§ What you will do:
Go through the listing and return every line with "name" in it.

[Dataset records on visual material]

:::::

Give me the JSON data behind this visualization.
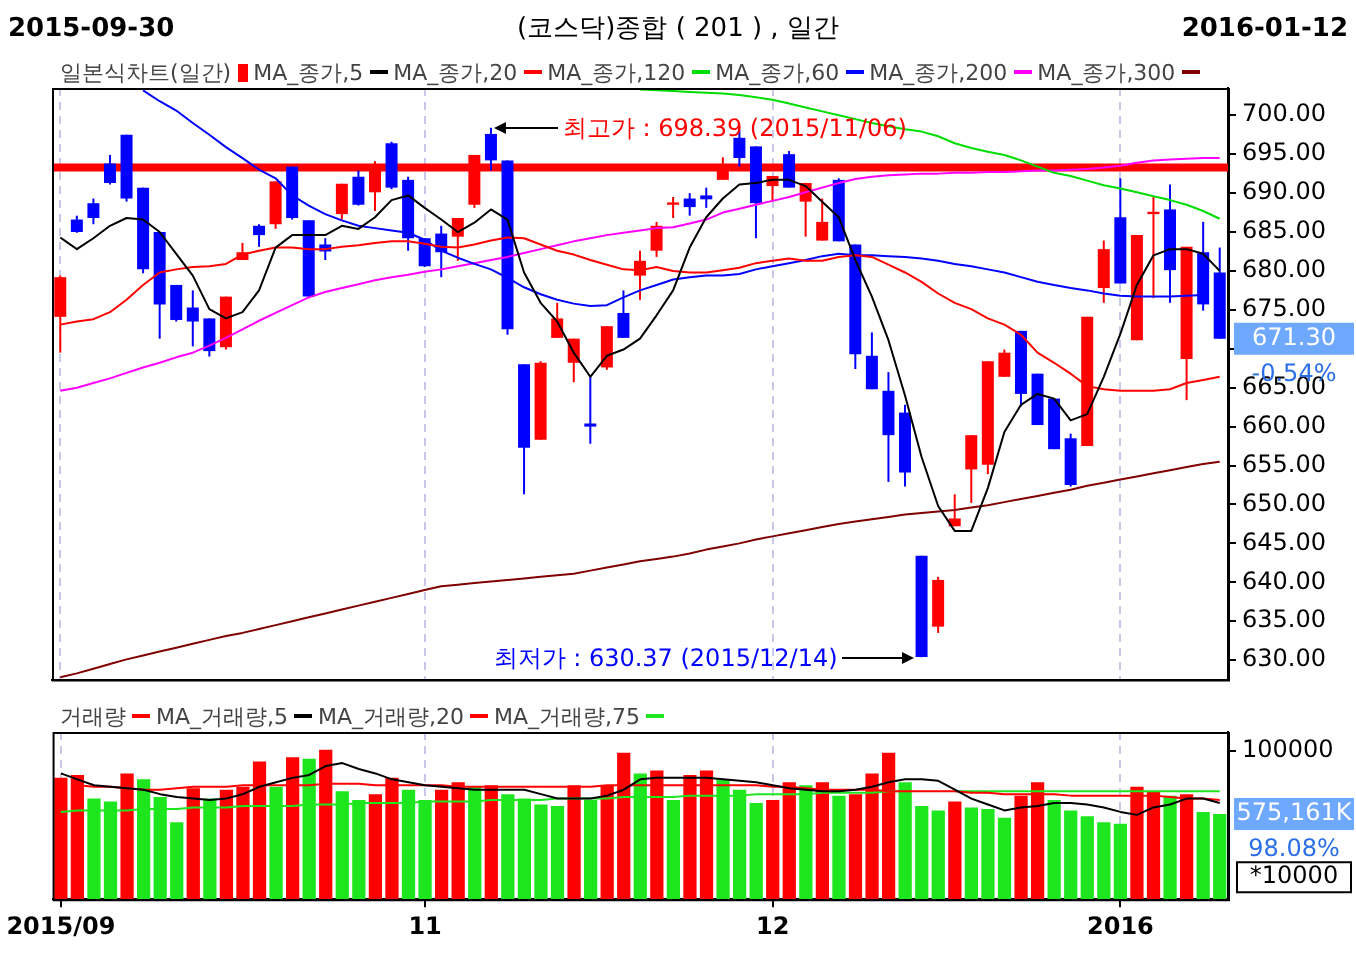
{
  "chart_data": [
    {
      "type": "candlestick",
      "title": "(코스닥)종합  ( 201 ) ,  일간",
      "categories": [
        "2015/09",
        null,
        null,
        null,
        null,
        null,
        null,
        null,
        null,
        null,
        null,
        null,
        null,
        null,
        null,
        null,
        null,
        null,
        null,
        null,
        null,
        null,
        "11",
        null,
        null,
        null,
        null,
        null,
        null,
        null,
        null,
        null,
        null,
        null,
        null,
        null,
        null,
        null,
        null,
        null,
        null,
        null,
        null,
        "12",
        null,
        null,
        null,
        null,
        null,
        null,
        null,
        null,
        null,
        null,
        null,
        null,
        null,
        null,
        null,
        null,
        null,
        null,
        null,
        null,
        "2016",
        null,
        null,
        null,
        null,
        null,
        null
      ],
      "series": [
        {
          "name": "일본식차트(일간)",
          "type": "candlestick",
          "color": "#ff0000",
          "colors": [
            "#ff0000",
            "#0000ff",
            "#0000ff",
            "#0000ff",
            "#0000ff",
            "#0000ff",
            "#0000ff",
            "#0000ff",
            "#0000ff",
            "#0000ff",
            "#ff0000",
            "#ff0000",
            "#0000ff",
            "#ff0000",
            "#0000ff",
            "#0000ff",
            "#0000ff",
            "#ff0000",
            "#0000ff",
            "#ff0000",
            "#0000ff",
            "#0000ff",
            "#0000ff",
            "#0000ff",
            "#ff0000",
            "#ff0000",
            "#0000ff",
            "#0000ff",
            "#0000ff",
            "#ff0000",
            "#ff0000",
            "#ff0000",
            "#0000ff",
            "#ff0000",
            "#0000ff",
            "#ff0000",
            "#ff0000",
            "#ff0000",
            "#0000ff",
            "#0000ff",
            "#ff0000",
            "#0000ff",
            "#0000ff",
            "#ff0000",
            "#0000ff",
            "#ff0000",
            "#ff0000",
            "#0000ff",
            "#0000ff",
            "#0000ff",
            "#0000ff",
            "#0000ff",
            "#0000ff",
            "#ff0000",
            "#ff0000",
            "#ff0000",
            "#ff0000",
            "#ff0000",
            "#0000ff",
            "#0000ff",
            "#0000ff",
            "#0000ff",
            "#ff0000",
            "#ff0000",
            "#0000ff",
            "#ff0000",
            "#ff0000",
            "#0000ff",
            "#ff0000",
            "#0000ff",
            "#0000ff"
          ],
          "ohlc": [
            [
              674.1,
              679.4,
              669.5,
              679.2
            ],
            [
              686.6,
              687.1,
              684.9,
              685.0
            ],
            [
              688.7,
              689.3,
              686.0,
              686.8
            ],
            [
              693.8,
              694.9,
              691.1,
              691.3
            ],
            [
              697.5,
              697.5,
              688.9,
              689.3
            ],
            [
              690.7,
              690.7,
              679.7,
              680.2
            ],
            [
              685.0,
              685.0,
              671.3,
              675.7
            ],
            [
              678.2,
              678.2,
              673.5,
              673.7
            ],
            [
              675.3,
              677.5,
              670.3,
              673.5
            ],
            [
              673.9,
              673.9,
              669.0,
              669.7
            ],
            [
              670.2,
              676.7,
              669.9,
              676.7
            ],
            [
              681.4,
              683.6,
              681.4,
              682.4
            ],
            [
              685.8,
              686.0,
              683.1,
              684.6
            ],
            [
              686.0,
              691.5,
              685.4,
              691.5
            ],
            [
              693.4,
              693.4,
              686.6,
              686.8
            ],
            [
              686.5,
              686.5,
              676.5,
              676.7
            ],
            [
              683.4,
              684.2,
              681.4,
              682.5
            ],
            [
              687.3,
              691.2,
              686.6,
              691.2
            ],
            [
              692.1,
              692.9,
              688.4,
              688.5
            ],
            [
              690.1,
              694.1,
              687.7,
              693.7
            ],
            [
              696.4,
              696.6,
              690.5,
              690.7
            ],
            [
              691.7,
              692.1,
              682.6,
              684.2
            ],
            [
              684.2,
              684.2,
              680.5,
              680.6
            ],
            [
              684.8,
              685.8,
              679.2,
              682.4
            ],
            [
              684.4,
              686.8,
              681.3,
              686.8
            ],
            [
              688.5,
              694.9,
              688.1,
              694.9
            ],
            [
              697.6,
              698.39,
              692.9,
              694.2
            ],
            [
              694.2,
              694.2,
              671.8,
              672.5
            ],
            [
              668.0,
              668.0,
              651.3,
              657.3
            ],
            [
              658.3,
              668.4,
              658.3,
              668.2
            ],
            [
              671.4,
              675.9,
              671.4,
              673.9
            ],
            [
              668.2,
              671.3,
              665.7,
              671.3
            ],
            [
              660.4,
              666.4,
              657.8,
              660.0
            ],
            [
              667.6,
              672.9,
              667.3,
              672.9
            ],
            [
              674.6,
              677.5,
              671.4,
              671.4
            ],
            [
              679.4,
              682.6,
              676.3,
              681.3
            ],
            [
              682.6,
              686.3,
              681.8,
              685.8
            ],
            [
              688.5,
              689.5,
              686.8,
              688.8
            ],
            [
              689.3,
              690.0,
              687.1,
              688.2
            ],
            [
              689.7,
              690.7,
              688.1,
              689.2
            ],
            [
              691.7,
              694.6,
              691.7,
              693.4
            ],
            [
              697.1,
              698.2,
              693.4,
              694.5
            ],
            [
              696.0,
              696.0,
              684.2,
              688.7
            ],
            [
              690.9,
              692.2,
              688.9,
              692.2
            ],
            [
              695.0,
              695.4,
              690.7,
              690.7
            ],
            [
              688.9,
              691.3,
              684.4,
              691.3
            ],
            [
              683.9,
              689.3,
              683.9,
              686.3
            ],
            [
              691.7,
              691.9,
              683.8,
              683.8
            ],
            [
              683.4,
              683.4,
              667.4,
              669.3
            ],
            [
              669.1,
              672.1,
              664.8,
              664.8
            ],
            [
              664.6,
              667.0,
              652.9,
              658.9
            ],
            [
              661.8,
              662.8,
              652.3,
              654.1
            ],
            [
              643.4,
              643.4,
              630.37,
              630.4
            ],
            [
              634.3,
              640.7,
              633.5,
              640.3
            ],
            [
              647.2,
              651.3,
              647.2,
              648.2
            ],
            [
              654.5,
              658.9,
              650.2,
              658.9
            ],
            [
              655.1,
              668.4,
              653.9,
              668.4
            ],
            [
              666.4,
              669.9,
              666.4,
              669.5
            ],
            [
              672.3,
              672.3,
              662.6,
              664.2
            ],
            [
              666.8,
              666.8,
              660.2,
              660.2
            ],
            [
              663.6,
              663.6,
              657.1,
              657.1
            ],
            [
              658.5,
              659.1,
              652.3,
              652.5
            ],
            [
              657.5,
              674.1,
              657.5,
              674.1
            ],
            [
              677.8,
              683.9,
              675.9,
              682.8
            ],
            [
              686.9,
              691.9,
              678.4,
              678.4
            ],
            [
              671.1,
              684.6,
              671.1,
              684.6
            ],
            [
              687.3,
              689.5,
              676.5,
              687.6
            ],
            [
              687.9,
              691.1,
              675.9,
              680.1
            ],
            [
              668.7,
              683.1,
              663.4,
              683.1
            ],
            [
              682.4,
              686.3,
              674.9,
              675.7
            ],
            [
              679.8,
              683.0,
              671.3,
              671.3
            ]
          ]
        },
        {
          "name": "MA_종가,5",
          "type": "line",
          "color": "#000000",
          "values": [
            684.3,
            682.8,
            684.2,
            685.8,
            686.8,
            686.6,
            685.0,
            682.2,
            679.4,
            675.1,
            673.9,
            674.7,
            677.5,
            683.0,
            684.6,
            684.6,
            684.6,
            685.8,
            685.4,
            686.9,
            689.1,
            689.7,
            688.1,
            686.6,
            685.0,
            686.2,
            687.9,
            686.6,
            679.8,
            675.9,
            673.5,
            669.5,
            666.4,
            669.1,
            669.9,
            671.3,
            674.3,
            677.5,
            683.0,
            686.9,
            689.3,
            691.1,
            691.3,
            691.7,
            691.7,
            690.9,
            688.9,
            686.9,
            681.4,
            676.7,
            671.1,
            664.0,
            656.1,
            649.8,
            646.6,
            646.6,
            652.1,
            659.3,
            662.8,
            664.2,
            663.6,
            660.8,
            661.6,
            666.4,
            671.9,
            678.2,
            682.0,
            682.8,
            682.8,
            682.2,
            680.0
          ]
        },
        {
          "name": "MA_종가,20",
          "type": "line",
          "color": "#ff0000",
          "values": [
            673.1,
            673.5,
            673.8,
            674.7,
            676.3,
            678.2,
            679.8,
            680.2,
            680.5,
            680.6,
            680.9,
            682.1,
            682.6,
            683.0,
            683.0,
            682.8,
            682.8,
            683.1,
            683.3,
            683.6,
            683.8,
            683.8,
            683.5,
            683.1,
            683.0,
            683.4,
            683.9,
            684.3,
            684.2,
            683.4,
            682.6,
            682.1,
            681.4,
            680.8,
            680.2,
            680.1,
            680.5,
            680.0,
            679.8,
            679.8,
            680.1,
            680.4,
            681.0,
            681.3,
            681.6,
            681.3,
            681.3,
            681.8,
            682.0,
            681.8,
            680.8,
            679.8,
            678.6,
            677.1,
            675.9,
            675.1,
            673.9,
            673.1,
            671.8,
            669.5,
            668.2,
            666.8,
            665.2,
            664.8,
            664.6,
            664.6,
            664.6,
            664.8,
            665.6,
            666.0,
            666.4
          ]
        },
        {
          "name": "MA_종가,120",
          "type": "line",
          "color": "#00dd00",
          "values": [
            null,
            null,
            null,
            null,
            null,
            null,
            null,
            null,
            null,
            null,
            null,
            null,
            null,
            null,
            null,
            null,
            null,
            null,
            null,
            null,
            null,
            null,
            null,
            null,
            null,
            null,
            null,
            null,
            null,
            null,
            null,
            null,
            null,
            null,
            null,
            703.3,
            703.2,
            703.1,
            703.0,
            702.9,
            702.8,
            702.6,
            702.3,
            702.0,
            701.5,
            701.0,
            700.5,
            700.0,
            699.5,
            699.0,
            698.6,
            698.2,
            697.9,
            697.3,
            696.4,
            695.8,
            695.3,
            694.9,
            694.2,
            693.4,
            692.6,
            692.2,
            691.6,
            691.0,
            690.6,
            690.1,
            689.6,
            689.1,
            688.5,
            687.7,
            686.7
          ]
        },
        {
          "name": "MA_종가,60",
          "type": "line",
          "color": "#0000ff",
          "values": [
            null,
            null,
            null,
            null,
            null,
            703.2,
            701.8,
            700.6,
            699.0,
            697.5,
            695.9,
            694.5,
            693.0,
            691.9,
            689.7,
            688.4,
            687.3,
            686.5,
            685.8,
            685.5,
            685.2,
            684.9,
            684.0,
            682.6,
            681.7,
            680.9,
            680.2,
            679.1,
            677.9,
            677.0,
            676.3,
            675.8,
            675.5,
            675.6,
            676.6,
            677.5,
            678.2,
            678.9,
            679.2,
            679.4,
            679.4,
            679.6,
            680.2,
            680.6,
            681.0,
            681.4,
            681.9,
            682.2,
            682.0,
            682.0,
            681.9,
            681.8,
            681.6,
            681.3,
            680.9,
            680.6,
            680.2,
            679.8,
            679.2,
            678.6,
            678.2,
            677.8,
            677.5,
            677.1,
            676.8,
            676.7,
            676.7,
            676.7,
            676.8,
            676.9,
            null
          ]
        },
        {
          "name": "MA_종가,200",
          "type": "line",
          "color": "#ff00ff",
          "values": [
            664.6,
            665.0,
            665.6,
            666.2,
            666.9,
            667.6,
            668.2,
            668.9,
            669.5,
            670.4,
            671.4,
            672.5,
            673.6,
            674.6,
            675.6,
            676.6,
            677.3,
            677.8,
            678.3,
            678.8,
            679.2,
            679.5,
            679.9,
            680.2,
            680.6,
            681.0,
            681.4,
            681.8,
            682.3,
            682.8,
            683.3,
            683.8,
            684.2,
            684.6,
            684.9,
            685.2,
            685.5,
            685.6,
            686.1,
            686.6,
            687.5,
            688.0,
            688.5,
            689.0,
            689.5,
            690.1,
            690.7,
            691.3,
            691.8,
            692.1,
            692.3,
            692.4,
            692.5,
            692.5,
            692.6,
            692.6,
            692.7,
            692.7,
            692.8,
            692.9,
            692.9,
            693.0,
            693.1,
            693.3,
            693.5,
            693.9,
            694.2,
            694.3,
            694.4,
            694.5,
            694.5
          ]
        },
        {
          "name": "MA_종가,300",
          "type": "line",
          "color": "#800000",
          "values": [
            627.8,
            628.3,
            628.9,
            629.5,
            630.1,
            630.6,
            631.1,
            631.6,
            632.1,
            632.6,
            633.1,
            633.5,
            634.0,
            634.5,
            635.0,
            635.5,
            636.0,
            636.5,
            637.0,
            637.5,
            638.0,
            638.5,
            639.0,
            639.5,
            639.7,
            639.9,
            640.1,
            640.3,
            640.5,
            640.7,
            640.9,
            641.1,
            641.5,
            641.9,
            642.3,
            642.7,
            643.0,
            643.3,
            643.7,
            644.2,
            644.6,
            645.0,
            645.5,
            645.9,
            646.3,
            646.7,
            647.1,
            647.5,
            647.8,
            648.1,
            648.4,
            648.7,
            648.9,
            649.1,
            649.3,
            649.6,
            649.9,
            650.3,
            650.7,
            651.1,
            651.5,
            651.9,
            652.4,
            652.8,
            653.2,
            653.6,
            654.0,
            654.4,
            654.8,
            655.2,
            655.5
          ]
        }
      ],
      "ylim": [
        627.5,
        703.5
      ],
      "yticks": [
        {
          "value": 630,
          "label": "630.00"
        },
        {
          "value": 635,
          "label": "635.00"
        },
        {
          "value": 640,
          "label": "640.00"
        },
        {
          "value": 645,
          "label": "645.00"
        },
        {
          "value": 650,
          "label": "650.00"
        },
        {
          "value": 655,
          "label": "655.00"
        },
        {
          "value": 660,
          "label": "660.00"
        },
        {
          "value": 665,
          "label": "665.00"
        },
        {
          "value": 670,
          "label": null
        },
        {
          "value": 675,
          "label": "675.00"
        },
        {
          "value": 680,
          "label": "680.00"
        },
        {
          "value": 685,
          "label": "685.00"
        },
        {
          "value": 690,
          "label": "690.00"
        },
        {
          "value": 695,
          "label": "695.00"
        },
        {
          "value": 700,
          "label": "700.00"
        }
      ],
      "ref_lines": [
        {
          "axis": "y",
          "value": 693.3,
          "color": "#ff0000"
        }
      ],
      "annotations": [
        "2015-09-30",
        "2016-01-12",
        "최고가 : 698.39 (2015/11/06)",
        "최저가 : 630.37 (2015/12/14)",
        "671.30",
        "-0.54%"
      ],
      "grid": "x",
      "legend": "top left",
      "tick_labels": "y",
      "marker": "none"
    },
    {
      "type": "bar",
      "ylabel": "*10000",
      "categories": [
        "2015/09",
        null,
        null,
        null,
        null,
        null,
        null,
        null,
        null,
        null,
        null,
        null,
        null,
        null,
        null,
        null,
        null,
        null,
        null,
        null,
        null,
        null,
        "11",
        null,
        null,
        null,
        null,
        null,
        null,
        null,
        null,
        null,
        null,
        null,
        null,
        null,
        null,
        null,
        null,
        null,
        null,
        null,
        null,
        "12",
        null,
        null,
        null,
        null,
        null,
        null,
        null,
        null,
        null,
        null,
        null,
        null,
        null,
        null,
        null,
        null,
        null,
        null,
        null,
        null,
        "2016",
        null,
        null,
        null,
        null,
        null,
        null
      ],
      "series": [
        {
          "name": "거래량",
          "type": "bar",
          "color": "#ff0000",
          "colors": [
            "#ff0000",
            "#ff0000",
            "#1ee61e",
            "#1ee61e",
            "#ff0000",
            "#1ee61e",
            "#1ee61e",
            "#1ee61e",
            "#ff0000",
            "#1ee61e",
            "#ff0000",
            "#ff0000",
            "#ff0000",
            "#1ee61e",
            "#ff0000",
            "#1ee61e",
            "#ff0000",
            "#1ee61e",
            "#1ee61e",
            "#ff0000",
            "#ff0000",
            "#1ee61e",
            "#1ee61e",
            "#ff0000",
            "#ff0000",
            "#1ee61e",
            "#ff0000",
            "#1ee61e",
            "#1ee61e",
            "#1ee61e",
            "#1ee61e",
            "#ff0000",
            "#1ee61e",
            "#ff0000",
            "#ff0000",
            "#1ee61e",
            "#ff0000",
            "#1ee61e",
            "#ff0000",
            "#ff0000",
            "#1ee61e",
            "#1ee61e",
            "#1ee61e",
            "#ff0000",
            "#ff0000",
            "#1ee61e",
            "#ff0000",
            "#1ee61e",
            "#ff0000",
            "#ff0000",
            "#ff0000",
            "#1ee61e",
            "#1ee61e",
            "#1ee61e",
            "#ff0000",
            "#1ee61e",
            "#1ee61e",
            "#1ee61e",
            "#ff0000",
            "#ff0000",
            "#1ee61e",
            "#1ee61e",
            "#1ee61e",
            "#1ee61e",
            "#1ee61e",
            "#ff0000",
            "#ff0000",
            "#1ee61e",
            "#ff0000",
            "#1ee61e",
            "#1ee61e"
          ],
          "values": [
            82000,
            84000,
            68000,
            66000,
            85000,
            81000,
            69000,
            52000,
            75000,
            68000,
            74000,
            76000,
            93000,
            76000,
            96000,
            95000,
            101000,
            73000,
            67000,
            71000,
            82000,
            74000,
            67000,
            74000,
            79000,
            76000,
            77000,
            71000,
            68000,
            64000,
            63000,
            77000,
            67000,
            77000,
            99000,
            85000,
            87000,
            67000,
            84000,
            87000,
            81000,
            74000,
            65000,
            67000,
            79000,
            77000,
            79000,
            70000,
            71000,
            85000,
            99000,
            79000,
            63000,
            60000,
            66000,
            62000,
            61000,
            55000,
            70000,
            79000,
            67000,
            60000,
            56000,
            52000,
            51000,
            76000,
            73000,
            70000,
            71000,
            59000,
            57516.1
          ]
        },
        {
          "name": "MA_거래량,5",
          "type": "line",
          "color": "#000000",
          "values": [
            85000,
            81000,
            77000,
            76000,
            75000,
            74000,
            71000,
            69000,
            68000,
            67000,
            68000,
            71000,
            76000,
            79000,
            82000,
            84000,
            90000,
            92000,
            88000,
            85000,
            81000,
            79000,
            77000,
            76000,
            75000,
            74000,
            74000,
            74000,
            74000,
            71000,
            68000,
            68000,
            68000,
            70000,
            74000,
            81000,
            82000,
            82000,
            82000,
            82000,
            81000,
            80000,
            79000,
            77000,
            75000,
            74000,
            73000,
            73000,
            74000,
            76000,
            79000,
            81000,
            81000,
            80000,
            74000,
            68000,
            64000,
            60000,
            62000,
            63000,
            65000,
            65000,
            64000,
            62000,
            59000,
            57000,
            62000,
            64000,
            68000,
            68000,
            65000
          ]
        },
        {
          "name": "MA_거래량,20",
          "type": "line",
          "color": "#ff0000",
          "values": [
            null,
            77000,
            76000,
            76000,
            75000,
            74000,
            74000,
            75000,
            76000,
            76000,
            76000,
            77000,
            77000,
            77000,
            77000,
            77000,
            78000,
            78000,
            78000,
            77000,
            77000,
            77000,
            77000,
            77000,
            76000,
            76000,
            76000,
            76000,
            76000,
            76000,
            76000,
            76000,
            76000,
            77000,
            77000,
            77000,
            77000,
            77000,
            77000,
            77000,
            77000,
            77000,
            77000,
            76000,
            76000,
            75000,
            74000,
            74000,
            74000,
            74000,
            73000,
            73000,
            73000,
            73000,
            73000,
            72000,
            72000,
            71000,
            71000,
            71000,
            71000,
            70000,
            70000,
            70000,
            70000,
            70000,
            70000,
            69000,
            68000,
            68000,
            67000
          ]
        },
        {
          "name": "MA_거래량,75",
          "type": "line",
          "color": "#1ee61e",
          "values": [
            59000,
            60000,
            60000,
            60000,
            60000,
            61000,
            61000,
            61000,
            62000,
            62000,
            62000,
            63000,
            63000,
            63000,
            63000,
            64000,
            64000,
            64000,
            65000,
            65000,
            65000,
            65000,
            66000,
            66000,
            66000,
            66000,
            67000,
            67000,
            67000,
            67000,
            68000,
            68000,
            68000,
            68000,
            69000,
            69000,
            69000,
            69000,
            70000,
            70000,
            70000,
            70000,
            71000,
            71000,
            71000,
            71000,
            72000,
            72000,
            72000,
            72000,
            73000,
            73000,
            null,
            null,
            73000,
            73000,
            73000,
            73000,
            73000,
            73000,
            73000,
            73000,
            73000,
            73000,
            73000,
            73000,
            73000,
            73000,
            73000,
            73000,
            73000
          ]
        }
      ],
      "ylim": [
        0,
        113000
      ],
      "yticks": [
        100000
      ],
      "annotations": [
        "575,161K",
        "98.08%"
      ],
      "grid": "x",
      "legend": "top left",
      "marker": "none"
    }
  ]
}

:::::

§ Completed exercise:
          "name": "일본식차트(일간)",
          "name": "MA_종가,5",
          "name": "MA_종가,20",
          "name": "MA_종가,120",
          "name": "MA_종가,60",
          "name": "MA_종가,200",
          "name": "MA_종가,300",
          "name": "거래량",
          "name": "MA_거래량,5",
          "name": "MA_거래량,20",
          "name": "MA_거래량,75",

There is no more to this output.